GIVEN INSTRUCTION ▸ Every line below should be repeated exactly.

Extracted records ▸
START
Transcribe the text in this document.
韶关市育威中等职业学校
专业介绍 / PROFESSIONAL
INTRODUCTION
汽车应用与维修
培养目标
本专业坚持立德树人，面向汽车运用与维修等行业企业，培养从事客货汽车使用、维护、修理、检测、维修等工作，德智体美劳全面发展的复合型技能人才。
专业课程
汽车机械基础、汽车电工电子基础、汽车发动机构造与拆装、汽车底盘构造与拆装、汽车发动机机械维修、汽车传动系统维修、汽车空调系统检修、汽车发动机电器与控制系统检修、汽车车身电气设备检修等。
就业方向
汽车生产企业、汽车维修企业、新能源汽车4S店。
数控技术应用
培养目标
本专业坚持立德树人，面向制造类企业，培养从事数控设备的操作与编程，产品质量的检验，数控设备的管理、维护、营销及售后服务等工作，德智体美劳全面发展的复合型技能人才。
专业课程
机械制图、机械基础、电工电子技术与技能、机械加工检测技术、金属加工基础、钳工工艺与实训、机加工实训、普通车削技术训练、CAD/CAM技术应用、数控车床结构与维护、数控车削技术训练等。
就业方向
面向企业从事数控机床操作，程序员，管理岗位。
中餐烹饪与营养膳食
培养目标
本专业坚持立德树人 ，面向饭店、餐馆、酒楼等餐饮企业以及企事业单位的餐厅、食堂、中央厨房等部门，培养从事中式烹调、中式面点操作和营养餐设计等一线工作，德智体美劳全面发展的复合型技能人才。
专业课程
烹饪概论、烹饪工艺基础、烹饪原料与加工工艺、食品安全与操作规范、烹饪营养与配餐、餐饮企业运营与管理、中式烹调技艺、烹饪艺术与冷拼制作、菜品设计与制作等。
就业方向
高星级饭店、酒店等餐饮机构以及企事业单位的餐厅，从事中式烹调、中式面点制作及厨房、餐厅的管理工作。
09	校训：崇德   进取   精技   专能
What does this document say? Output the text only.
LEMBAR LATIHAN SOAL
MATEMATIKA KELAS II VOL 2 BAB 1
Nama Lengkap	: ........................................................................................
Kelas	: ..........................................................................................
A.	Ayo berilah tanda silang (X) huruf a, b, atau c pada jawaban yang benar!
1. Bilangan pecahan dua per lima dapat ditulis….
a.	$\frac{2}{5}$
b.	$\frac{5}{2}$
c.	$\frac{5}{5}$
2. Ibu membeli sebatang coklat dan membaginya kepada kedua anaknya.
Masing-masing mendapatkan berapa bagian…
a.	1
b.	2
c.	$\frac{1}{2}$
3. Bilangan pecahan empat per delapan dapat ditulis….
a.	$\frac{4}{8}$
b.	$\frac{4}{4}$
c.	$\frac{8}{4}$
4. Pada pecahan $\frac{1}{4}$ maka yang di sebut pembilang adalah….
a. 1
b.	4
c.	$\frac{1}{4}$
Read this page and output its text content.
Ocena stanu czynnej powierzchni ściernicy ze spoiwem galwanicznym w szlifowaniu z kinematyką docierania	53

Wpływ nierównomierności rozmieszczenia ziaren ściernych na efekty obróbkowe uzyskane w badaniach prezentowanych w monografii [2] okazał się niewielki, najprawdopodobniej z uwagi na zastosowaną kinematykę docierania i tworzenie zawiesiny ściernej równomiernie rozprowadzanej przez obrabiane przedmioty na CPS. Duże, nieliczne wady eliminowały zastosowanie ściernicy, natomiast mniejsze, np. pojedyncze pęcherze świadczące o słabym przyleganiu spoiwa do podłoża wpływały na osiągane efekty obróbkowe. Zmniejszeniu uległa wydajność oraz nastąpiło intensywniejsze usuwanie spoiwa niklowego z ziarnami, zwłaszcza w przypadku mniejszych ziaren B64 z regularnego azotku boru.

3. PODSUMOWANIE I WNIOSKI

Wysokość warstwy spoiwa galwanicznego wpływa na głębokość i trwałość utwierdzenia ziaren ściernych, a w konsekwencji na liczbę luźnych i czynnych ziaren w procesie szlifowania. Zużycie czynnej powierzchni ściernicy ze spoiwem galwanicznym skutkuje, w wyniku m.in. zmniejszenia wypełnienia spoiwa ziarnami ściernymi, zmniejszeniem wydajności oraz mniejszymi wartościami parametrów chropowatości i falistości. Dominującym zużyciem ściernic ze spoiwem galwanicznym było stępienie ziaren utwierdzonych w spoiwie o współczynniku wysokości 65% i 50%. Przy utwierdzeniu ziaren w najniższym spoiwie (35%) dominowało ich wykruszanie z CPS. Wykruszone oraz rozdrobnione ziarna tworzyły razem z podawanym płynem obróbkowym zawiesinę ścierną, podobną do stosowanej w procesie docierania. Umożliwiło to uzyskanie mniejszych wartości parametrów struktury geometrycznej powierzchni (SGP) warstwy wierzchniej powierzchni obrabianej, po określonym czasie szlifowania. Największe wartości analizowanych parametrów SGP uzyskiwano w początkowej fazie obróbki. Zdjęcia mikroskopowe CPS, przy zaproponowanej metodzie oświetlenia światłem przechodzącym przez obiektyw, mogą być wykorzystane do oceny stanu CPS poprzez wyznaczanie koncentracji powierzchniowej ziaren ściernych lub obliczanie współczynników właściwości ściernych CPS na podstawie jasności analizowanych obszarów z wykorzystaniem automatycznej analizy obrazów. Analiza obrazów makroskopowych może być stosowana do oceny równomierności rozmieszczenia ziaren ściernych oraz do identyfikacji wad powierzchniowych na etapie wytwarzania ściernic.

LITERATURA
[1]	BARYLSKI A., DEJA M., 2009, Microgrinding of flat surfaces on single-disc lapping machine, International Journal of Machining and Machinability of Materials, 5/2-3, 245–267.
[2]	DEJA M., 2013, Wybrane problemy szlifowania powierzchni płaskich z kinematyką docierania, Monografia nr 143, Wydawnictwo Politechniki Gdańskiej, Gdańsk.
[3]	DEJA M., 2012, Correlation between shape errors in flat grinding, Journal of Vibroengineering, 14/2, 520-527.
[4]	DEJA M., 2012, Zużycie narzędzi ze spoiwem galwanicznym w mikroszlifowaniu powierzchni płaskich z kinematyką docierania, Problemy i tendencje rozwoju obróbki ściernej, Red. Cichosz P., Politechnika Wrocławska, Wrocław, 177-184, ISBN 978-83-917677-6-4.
END
TASK RESPONSE ▸
Transcribe the text in this document.
韶关市育威中等职业学校
专业介绍 / PROFESSIONAL
INTRODUCTION
汽车应用与维修
培养目标
本专业坚持立德树人，面向汽车运用与维修等行业企业，培养从事客货汽车使用、维护、修理、检测、维修等工作，德智体美劳全面发展的复合型技能人才。
专业课程
汽车机械基础、汽车电工电子基础、汽车发动机构造与拆装、汽车底盘构造与拆装、汽车发动机机械维修、汽车传动系统维修、汽车空调系统检修、汽车发动机电器与控制系统检修、汽车车身电气设备检修等。
就业方向
汽车生产企业、汽车维修企业、新能源汽车4S店。
数控技术应用
培养目标
本专业坚持立德树人，面向制造类企业，培养从事数控设备的操作与编程，产品质量的检验，数控设备的管理、维护、营销及售后服务等工作，德智体美劳全面发展的复合型技能人才。
专业课程
机械制图、机械基础、电工电子技术与技能、机械加工检测技术、金属加工基础、钳工工艺与实训、机加工实训、普通车削技术训练、CAD/CAM技术应用、数控车床结构与维护、数控车削技术训练等。
就业方向
面向企业从事数控机床操作，程序员，管理岗位。
中餐烹饪与营养膳食
培养目标
本专业坚持立德树人 ，面向饭店、餐馆、酒楼等餐饮企业以及企事业单位的餐厅、食堂、中央厨房等部门，培养从事中式烹调、中式面点操作和营养餐设计等一线工作，德智体美劳全面发展的复合型技能人才。
专业课程
烹饪概论、烹饪工艺基础、烹饪原料与加工工艺、食品安全与操作规范、烹饪营养与配餐、餐饮企业运营与管理、中式烹调技艺、烹饪艺术与冷拼制作、菜品设计与制作等。
就业方向
高星级饭店、酒店等餐饮机构以及企事业单位的餐厅，从事中式烹调、中式面点制作及厨房、餐厅的管理工作。
09	校训：崇德   进取   精技   专能
What does this document say? Output the text only.
LEMBAR LATIHAN SOAL
MATEMATIKA KELAS II VOL 2 BAB 1
Nama Lengkap	: ........................................................................................
Kelas	: ..........................................................................................
A.	Ayo berilah tanda silang (X) huruf a, b, atau c pada jawaban yang benar!
1. Bilangan pecahan dua per lima dapat ditulis….
a.	$\frac{2}{5}$
b.	$\frac{5}{2}$
c.	$\frac{5}{5}$
2. Ibu membeli sebatang coklat dan membaginya kepada kedua anaknya.
Masing-masing mendapatkan berapa bagian…
a.	1
b.	2
c.	$\frac{1}{2}$
3. Bilangan pecahan empat per delapan dapat ditulis….
a.	$\frac{4}{8}$
b.	$\frac{4}{4}$
c.	$\frac{8}{4}$
4. Pada pecahan $\frac{1}{4}$ maka yang di sebut pembilang adalah….
a. 1
b.	4
c.	$\frac{1}{4}$
Read this page and output its text content.
Ocena stanu czynnej powierzchni ściernicy ze spoiwem galwanicznym w szlifowaniu z kinematyką docierania	53

Wpływ nierównomierności rozmieszczenia ziaren ściernych na efekty obróbkowe uzyskane w badaniach prezentowanych w monografii [2] okazał się niewielki, najprawdopodobniej z uwagi na zastosowaną kinematykę docierania i tworzenie zawiesiny ściernej równomiernie rozprowadzanej przez obrabiane przedmioty na CPS. Duże, nieliczne wady eliminowały zastosowanie ściernicy, natomiast mniejsze, np. pojedyncze pęcherze świadczące o słabym przyleganiu spoiwa do podłoża wpływały na osiągane efekty obróbkowe. Zmniejszeniu uległa wydajność oraz nastąpiło intensywniejsze usuwanie spoiwa niklowego z ziarnami, zwłaszcza w przypadku mniejszych ziaren B64 z regularnego azotku boru.

3. PODSUMOWANIE I WNIOSKI

Wysokość warstwy spoiwa galwanicznego wpływa na głębokość i trwałość utwierdzenia ziaren ściernych, a w konsekwencji na liczbę luźnych i czynnych ziaren w procesie szlifowania. Zużycie czynnej powierzchni ściernicy ze spoiwem galwanicznym skutkuje, w wyniku m.in. zmniejszenia wypełnienia spoiwa ziarnami ściernymi, zmniejszeniem wydajności oraz mniejszymi wartościami parametrów chropowatości i falistości. Dominującym zużyciem ściernic ze spoiwem galwanicznym było stępienie ziaren utwierdzonych w spoiwie o współczynniku wysokości 65% i 50%. Przy utwierdzeniu ziaren w najniższym spoiwie (35%) dominowało ich wykruszanie z CPS. Wykruszone oraz rozdrobnione ziarna tworzyły razem z podawanym płynem obróbkowym zawiesinę ścierną, podobną do stosowanej w procesie docierania. Umożliwiło to uzyskanie mniejszych wartości parametrów struktury geometrycznej powierzchni (SGP) warstwy wierzchniej powierzchni obrabianej, po określonym czasie szlifowania. Największe wartości analizowanych parametrów SGP uzyskiwano w początkowej fazie obróbki. Zdjęcia mikroskopowe CPS, przy zaproponowanej metodzie oświetlenia światłem przechodzącym przez obiektyw, mogą być wykorzystane do oceny stanu CPS poprzez wyznaczanie koncentracji powierzchniowej ziaren ściernych lub obliczanie współczynników właściwości ściernych CPS na podstawie jasności analizowanych obszarów z wykorzystaniem automatycznej analizy obrazów. Analiza obrazów makroskopowych może być stosowana do oceny równomierności rozmieszczenia ziaren ściernych oraz do identyfikacji wad powierzchniowych na etapie wytwarzania ściernic.

LITERATURA
[1]	BARYLSKI A., DEJA M., 2009, Microgrinding of flat surfaces on single-disc lapping machine, International Journal of Machining and Machinability of Materials, 5/2-3, 245–267.
[2]	DEJA M., 2013, Wybrane problemy szlifowania powierzchni płaskich z kinematyką docierania, Monografia nr 143, Wydawnictwo Politechniki Gdańskiej, Gdańsk.
[3]	DEJA M., 2012, Correlation between shape errors in flat grinding, Journal of Vibroengineering, 14/2, 520-527.
[4]	DEJA M., 2012, Zużycie narzędzi ze spoiwem galwanicznym w mikroszlifowaniu powierzchni płaskich z kinematyką docierania, Problemy i tendencje rozwoju obróbki ściernej, Red. Cichosz P., Politechnika Wrocławska, Wrocław, 177-184, ISBN 978-83-917677-6-4.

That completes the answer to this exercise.